====== RECORD LIST

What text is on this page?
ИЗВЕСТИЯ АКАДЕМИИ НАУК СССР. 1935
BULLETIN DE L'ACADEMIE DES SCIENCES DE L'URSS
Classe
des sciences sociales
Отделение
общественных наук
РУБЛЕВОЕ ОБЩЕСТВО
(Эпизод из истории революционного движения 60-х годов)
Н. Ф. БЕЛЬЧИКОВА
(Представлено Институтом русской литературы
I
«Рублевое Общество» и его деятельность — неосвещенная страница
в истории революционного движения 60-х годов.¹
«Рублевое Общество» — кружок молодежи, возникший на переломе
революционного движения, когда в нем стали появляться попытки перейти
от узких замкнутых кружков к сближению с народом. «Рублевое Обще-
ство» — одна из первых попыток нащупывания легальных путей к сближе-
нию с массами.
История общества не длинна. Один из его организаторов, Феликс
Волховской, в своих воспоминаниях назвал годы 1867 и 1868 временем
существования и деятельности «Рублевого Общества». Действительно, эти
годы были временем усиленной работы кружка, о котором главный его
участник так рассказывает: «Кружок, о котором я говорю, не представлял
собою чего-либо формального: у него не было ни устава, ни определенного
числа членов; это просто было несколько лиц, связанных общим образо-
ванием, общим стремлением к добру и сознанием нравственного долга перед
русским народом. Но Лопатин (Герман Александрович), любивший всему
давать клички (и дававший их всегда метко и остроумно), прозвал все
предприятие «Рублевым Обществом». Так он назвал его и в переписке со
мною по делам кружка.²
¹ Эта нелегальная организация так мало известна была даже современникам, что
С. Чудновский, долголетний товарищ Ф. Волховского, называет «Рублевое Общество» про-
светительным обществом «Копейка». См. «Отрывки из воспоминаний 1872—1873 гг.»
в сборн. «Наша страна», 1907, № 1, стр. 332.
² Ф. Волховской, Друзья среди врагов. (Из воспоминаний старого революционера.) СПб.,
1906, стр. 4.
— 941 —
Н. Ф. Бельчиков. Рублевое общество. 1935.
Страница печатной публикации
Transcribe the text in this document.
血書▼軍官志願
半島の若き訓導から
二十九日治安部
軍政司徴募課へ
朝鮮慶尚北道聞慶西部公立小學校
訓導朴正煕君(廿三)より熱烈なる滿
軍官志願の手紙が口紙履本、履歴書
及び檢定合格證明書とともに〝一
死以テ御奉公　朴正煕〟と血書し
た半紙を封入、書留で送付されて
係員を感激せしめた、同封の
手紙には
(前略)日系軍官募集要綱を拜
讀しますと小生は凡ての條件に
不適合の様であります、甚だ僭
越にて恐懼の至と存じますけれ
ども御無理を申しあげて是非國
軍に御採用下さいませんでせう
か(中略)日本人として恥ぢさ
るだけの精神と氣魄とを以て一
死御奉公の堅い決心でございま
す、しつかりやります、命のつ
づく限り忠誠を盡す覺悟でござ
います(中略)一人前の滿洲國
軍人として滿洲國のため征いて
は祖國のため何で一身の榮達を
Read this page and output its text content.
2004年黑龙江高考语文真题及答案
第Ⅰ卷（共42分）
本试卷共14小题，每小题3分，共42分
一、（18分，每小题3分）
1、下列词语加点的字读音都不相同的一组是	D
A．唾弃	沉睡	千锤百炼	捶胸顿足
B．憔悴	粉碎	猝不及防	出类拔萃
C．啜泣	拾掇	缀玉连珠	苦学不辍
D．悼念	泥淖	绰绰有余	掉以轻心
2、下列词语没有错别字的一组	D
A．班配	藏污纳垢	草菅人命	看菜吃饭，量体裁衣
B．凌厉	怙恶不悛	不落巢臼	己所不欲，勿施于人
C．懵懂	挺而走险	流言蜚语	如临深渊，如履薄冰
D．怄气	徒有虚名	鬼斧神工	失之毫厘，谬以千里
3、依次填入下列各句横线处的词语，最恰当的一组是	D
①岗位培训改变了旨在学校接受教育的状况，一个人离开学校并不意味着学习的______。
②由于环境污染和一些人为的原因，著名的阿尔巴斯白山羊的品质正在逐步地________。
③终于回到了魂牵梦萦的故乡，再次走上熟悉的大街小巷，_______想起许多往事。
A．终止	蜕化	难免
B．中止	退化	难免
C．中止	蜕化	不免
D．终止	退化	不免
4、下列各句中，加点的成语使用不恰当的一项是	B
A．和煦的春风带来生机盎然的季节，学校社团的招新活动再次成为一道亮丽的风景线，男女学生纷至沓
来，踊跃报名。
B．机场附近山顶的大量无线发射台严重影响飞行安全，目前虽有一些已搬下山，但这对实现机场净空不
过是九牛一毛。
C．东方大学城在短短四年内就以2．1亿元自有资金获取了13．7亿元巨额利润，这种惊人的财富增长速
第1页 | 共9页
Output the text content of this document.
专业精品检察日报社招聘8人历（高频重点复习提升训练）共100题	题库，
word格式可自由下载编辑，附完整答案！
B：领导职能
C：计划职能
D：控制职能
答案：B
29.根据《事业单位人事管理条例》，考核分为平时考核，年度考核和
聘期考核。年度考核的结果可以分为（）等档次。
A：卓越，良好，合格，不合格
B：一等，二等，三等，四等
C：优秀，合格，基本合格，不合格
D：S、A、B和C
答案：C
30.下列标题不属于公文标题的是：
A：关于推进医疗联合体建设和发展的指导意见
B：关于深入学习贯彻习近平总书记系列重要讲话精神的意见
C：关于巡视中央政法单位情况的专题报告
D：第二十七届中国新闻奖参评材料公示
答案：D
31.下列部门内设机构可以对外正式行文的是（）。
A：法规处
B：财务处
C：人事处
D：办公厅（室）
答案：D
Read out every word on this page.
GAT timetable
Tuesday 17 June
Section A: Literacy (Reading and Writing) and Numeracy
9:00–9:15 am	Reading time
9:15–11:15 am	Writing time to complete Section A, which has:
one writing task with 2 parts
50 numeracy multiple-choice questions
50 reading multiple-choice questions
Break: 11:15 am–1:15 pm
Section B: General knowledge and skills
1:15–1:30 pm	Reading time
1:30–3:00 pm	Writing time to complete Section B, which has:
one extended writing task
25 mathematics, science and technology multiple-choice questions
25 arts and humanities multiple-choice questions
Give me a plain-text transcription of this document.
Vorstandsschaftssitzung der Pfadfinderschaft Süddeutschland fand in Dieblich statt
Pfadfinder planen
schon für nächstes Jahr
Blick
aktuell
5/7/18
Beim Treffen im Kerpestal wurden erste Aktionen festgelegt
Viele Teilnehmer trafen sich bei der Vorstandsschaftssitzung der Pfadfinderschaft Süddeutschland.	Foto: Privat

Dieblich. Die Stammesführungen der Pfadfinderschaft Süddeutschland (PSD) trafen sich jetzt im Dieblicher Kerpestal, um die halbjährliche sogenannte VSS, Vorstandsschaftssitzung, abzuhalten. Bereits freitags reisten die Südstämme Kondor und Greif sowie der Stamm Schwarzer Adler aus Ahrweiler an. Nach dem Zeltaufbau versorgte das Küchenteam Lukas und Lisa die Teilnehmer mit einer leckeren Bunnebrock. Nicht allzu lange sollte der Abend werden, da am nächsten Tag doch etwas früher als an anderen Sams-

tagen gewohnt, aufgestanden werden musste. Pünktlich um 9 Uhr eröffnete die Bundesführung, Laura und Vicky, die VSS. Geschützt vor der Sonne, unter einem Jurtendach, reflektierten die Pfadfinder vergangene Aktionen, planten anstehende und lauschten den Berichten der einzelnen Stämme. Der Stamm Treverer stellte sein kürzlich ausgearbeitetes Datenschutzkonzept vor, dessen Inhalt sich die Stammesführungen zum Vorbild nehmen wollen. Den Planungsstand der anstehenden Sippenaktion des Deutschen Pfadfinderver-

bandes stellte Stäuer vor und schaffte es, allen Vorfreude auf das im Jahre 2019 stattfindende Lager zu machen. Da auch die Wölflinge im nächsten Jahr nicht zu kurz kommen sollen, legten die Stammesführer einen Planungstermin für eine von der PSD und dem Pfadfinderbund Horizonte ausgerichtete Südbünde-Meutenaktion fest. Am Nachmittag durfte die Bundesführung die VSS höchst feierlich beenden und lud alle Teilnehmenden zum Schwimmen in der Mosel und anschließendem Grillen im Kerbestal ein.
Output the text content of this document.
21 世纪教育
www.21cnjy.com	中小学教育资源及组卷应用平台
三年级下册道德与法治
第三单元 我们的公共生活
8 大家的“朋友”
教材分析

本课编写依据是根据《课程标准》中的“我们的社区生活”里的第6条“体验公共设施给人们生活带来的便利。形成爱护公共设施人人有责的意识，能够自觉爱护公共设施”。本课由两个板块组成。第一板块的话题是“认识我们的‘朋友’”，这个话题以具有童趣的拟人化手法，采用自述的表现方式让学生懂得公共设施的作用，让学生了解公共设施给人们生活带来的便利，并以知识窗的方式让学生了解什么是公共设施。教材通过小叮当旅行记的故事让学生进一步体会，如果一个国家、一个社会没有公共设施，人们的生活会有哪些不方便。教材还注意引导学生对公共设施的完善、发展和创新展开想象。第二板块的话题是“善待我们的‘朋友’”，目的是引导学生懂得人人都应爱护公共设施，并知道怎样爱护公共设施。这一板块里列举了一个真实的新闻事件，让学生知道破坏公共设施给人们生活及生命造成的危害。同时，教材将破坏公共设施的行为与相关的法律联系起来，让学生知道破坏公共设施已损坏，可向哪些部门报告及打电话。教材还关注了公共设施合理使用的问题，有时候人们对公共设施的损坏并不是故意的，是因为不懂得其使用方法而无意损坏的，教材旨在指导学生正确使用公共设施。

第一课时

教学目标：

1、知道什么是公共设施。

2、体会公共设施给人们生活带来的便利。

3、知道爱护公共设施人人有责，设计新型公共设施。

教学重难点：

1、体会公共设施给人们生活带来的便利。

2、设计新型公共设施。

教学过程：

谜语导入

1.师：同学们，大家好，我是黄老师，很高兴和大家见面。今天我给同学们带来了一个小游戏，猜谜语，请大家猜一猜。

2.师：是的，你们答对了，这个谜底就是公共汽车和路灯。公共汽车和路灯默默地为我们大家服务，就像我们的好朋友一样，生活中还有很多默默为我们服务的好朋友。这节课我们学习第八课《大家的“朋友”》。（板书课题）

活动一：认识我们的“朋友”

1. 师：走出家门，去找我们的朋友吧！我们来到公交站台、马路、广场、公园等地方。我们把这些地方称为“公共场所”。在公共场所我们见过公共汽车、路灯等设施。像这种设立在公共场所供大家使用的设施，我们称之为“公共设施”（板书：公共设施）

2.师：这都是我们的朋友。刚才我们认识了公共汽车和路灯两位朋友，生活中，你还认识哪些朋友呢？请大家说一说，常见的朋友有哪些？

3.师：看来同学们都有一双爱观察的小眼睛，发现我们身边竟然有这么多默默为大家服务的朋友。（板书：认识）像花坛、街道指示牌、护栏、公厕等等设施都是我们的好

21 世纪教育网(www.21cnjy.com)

============

• **WORK TO COMPLETE**:
Show the lines where the word "which" appears in the entries.

• **EXERCISE ANSWER**:
9:15–11:15 am	Writing time to complete Section A, which has:
1:30–3:00 pm	Writing time to complete Section B, which has:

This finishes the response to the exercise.